## Begin STORED ROWS

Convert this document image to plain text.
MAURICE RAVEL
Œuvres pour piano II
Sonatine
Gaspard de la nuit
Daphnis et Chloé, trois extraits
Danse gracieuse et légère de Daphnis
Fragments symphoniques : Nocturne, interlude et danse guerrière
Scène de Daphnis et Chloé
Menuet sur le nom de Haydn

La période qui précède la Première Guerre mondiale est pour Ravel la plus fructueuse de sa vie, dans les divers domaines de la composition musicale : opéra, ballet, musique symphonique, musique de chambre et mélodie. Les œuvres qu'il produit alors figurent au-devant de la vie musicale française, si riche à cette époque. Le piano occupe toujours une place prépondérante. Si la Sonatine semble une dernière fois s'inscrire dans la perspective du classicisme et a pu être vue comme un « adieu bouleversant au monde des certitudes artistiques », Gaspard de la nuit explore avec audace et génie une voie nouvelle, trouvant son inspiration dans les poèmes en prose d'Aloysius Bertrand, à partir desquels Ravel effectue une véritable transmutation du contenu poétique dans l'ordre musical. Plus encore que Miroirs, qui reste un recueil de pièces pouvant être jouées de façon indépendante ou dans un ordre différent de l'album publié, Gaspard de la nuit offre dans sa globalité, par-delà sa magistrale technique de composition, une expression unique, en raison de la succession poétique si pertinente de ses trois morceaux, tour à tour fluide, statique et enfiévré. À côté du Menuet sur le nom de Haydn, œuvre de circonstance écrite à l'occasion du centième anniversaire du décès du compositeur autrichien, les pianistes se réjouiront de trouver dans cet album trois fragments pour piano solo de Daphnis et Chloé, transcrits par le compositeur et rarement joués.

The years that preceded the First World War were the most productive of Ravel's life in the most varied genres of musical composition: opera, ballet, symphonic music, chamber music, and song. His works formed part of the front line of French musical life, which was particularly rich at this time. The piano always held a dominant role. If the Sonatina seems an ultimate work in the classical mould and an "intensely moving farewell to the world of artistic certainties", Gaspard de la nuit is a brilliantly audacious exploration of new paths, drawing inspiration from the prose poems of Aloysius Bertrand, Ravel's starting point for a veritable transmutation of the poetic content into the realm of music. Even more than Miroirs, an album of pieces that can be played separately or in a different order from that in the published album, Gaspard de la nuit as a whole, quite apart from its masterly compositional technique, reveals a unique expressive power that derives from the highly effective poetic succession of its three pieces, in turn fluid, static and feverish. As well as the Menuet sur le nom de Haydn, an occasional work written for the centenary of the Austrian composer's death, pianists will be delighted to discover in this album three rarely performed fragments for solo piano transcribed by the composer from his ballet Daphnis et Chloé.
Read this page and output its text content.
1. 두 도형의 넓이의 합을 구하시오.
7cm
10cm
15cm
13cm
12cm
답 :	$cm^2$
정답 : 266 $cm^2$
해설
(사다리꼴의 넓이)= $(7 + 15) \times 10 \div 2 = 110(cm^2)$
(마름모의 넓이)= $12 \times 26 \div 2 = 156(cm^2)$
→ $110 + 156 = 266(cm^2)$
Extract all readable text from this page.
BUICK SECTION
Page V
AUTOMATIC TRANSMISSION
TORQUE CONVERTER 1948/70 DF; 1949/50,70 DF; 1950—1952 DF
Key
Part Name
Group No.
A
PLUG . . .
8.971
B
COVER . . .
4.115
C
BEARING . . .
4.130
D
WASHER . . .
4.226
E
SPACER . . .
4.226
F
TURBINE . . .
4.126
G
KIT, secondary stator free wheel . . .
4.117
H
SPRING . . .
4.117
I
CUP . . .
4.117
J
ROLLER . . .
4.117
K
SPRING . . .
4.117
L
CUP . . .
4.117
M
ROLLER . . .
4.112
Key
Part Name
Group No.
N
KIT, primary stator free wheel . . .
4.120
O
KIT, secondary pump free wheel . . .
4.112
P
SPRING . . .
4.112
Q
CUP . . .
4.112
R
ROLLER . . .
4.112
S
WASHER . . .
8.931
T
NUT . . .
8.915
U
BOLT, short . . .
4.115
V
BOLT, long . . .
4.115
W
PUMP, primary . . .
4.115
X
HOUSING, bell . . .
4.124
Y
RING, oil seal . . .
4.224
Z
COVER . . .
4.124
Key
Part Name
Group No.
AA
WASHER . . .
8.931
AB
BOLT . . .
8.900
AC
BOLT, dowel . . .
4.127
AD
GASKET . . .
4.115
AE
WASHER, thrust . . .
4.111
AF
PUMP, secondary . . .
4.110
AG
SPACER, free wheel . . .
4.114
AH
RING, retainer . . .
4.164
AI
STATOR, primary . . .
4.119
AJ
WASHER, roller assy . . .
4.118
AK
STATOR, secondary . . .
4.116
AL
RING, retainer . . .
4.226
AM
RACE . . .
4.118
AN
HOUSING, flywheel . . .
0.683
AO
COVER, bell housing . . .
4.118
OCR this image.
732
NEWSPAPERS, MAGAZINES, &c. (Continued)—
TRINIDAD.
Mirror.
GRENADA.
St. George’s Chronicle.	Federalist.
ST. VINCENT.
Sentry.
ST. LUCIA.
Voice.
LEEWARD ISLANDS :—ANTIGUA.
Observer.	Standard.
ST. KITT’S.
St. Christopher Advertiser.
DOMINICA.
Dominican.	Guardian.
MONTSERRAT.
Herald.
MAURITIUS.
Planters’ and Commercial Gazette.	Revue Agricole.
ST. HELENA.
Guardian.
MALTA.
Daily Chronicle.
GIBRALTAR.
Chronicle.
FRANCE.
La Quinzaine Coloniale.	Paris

## End STORED ROWS

● BRIEF
Write out each line of the data above again, exactly as given.

● RESULT BELOW
Convert this document image to plain text.
MAURICE RAVEL
Œuvres pour piano II
Sonatine
Gaspard de la nuit
Daphnis et Chloé, trois extraits
Danse gracieuse et légère de Daphnis
Fragments symphoniques : Nocturne, interlude et danse guerrière
Scène de Daphnis et Chloé
Menuet sur le nom de Haydn

La période qui précède la Première Guerre mondiale est pour Ravel la plus fructueuse de sa vie, dans les divers domaines de la composition musicale : opéra, ballet, musique symphonique, musique de chambre et mélodie. Les œuvres qu'il produit alors figurent au-devant de la vie musicale française, si riche à cette époque. Le piano occupe toujours une place prépondérante. Si la Sonatine semble une dernière fois s'inscrire dans la perspective du classicisme et a pu être vue comme un « adieu bouleversant au monde des certitudes artistiques », Gaspard de la nuit explore avec audace et génie une voie nouvelle, trouvant son inspiration dans les poèmes en prose d'Aloysius Bertrand, à partir desquels Ravel effectue une véritable transmutation du contenu poétique dans l'ordre musical. Plus encore que Miroirs, qui reste un recueil de pièces pouvant être jouées de façon indépendante ou dans un ordre différent de l'album publié, Gaspard de la nuit offre dans sa globalité, par-delà sa magistrale technique de composition, une expression unique, en raison de la succession poétique si pertinente de ses trois morceaux, tour à tour fluide, statique et enfiévré. À côté du Menuet sur le nom de Haydn, œuvre de circonstance écrite à l'occasion du centième anniversaire du décès du compositeur autrichien, les pianistes se réjouiront de trouver dans cet album trois fragments pour piano solo de Daphnis et Chloé, transcrits par le compositeur et rarement joués.

The years that preceded the First World War were the most productive of Ravel's life in the most varied genres of musical composition: opera, ballet, symphonic music, chamber music, and song. His works formed part of the front line of French musical life, which was particularly rich at this time. The piano always held a dominant role. If the Sonatina seems an ultimate work in the classical mould and an "intensely moving farewell to the world of artistic certainties", Gaspard de la nuit is a brilliantly audacious exploration of new paths, drawing inspiration from the prose poems of Aloysius Bertrand, Ravel's starting point for a veritable transmutation of the poetic content into the realm of music. Even more than Miroirs, an album of pieces that can be played separately or in a different order from that in the published album, Gaspard de la nuit as a whole, quite apart from its masterly compositional technique, reveals a unique expressive power that derives from the highly effective poetic succession of its three pieces, in turn fluid, static and feverish. As well as the Menuet sur le nom de Haydn, an occasional work written for the centenary of the Austrian composer's death, pianists will be delighted to discover in this album three rarely performed fragments for solo piano transcribed by the composer from his ballet Daphnis et Chloé.
Read this page and output its text content.
1. 두 도형의 넓이의 합을 구하시오.
7cm
10cm
15cm
13cm
12cm
답 :	$cm^2$
정답 : 266 $cm^2$
해설
(사다리꼴의 넓이)= $(7 + 15) \times 10 \div 2 = 110(cm^2)$
(마름모의 넓이)= $12 \times 26 \div 2 = 156(cm^2)$
→ $110 + 156 = 266(cm^2)$
Extract all readable text from this page.
BUICK SECTION
Page V
AUTOMATIC TRANSMISSION
TORQUE CONVERTER 1948/70 DF; 1949/50,70 DF; 1950—1952 DF
Key
Part Name
Group No.
A
PLUG . . .
8.971
B
COVER . . .
4.115
C
BEARING . . .
4.130
D
WASHER . . .
4.226
E
SPACER . . .
4.226
F
TURBINE . . .
4.126
G
KIT, secondary stator free wheel . . .
4.117
H
SPRING . . .
4.117
I
CUP . . .
4.117
J
ROLLER . . .
4.117
K
SPRING . . .
4.117
L
CUP . . .
4.117
M
ROLLER . . .
4.112
Key
Part Name
Group No.
N
KIT, primary stator free wheel . . .
4.120
O
KIT, secondary pump free wheel . . .
4.112
P
SPRING . . .
4.112
Q
CUP . . .
4.112
R
ROLLER . . .
4.112
S
WASHER . . .
8.931
T
NUT . . .
8.915
U
BOLT, short . . .
4.115
V
BOLT, long . . .
4.115
W
PUMP, primary . . .
4.115
X
HOUSING, bell . . .
4.124
Y
RING, oil seal . . .
4.224
Z
COVER . . .
4.124
Key
Part Name
Group No.
AA
WASHER . . .
8.931
AB
BOLT . . .
8.900
AC
BOLT, dowel . . .
4.127
AD
GASKET . . .
4.115
AE
WASHER, thrust . . .
4.111
AF
PUMP, secondary . . .
4.110
AG
SPACER, free wheel . . .
4.114
AH
RING, retainer . . .
4.164
AI
STATOR, primary . . .
4.119
AJ
WASHER, roller assy . . .
4.118
AK
STATOR, secondary . . .
4.116
AL
RING, retainer . . .
4.226
AM
RACE . . .
4.118
AN
HOUSING, flywheel . . .
0.683
AO
COVER, bell housing . . .
4.118
OCR this image.
732
NEWSPAPERS, MAGAZINES, &c. (Continued)—
TRINIDAD.
Mirror.
GRENADA.
St. George’s Chronicle.	Federalist.
ST. VINCENT.
Sentry.
ST. LUCIA.
Voice.
LEEWARD ISLANDS :—ANTIGUA.
Observer.	Standard.
ST. KITT’S.
St. Christopher Advertiser.
DOMINICA.
Dominican.	Guardian.
MONTSERRAT.
Herald.
MAURITIUS.
Planters’ and Commercial Gazette.	Revue Agricole.
ST. HELENA.
Guardian.
MALTA.
Daily Chronicle.
GIBRALTAR.
Chronicle.
FRANCE.
La Quinzaine Coloniale.	Paris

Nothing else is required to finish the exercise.